• [SHORT TASK 1] Can you print the part of the forum thread that opens with the words containing "Remember... the cap" and closes with "the routing table."?
• [SHORT TASK 2] Could you rewrite the paragraph in the forum thread that begins "Yeah, all the NIC's are registered" as a short list that keeps its main facts?

• [SELECTION]
+ + + + +
Remember... the cap is at the last hop on the network. You are operating at 100 mbit (megabit != megabyte) at your jack. The routers perform traffic shaping long after the packets have left your machine.

 *Quote:*   

> I tried even routing to the wifi gateway, got destination unreachable when I tried to add it to the routing table.

 

Silly question... is your NIC registerd on the network... and do you have a signal?

----------

## TBKDan

Yeah, all the NIC's are registered (some of them with MAC cloning to simplify my life as I have had to change a few cards around).  I was just attempting to add the wifi gateway as another possible gateway for the second wired card so that I could finally lay this issue to rest.  I was able to ping it, but I wasn't able to actually add it as a gateway... kind of strange o.O  And I know, mbit!=mbyte, but I'm still not even using 100mbit, hell, I'm barely using 1mbit with one card for the server.  I was watching the bandwidth monitor last night with a completely full server, and it was peaking at about 110kbyte/s, and I have modified most of my server settings so that it will never really exceed my allotted bandwidth.  Since you work here... are there any other gateways that I could use so that I could solve this problem, or am I just out of luck at this point?
+ + + + +
(Raw records)
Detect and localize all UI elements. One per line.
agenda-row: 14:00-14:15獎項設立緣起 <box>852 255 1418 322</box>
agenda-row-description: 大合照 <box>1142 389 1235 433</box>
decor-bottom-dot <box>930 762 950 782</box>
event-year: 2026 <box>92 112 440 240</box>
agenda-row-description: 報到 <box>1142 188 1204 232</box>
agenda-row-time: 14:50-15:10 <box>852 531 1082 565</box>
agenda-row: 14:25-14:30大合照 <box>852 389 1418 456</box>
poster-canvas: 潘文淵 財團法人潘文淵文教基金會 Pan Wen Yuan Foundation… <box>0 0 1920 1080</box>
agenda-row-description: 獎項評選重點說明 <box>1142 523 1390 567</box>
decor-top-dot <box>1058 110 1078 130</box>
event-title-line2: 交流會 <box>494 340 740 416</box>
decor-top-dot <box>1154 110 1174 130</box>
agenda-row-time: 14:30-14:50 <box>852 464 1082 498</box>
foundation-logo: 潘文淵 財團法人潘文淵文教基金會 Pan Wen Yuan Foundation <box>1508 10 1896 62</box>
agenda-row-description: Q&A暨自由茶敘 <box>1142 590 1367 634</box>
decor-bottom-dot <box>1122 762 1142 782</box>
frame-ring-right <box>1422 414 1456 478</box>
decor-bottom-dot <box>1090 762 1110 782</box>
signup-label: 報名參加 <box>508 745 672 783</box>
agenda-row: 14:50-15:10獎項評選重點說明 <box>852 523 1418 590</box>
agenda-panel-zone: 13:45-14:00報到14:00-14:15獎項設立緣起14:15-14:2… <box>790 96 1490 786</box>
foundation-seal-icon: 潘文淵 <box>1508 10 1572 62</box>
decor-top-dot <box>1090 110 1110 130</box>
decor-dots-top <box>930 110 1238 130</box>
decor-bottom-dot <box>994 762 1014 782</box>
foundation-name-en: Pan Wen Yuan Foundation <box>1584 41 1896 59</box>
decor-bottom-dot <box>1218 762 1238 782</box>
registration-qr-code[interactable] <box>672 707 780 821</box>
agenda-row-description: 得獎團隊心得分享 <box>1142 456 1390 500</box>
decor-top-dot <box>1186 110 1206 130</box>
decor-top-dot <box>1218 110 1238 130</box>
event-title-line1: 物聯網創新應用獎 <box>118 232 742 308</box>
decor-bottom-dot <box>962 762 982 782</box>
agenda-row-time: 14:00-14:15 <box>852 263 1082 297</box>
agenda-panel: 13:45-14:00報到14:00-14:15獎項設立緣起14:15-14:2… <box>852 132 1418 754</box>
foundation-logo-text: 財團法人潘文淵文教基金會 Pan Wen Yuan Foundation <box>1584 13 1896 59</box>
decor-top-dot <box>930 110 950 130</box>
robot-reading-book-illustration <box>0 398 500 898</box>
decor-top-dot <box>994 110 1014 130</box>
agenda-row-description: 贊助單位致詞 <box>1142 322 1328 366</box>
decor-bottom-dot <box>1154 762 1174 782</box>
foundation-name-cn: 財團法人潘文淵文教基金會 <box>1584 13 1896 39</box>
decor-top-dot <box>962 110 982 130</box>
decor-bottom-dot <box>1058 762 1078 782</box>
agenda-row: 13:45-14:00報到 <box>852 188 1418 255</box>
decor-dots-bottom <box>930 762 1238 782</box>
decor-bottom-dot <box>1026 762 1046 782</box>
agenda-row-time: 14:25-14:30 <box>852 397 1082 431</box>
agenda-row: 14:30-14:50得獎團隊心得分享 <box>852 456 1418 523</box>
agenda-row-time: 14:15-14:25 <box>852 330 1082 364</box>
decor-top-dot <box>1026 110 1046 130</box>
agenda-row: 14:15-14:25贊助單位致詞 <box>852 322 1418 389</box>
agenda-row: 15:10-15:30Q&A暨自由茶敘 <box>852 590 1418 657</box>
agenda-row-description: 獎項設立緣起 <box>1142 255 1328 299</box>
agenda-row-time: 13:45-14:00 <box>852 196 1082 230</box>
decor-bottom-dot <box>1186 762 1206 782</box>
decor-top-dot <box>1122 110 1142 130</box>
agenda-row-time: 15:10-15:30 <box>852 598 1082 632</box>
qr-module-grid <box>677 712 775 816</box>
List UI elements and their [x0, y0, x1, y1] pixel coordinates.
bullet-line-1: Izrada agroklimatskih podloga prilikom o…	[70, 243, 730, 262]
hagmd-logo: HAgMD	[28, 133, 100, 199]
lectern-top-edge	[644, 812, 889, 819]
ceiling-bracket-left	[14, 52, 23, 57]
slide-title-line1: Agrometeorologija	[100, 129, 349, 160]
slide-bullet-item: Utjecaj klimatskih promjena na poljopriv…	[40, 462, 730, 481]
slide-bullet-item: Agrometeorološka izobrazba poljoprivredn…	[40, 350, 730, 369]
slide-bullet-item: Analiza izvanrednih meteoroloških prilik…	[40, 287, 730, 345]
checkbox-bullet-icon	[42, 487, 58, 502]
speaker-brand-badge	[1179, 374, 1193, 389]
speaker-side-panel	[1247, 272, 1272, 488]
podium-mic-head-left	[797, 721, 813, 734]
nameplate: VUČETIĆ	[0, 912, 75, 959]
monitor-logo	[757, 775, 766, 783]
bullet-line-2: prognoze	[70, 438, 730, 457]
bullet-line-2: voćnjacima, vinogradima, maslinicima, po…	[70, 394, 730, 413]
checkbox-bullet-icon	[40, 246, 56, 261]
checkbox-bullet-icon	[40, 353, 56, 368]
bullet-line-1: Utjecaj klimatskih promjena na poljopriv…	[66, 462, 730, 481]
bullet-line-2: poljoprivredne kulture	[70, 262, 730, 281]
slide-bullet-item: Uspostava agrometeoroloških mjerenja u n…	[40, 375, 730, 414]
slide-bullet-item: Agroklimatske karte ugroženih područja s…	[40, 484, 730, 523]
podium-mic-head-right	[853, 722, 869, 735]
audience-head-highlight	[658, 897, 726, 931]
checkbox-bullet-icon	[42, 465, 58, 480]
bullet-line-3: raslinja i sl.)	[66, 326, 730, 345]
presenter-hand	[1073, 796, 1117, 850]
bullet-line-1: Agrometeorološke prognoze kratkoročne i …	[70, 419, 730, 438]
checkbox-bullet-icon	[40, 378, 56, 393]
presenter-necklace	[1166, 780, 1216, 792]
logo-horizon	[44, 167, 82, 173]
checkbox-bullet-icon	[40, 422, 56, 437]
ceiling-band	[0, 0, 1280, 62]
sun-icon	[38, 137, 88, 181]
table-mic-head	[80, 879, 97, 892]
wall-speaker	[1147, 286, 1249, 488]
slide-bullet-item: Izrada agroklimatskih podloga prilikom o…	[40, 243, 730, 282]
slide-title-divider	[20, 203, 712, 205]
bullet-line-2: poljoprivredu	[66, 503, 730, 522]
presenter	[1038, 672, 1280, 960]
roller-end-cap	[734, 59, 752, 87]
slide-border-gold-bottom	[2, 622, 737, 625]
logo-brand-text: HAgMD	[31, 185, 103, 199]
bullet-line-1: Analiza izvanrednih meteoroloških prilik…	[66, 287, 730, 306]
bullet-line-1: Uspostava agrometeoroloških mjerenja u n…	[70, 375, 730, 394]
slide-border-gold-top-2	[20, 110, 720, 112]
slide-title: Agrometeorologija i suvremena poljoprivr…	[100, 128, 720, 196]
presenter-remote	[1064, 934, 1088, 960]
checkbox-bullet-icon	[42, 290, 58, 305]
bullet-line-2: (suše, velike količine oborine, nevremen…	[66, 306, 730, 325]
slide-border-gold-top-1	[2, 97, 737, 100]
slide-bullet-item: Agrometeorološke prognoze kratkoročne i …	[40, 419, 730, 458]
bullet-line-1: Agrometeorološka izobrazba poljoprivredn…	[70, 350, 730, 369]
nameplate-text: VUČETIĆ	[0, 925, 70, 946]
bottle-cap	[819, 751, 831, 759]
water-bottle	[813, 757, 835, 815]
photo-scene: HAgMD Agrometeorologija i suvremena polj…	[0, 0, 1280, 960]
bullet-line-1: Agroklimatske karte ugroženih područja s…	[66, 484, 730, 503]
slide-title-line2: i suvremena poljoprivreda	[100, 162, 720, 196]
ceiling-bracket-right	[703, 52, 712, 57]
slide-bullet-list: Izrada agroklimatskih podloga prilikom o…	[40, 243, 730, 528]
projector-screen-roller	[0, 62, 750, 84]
+ + + + +
• [FINISHED ANSWER 1]
Remember... the cap is at the last hop on the network. You are operating at 100 mbit (megabit != megabyte) at your jack. The routers perform traffic shaping long after the packets have left your machine.

 *Quote:*   

> I tried even routing to the wifi gateway, got destination unreachable when I tried to add it to the routing table.

• [FINISHED ANSWER 2]
- All the NICs are registered, some with MAC cloning because several cards have been swapped.
- The wifi gateway could be pinged but could not be added as another gateway for the second wired card.
- Usage is nowhere near 100 mbit; one card for the server barely uses 1 mbit.
- With a completely full server last night, the bandwidth monitor peaked at about 110 kbyte/s.
- Most server settings have been changed so the allotted bandwidth is never really exceeded.
- Are there other usable gateways, or is there no option left?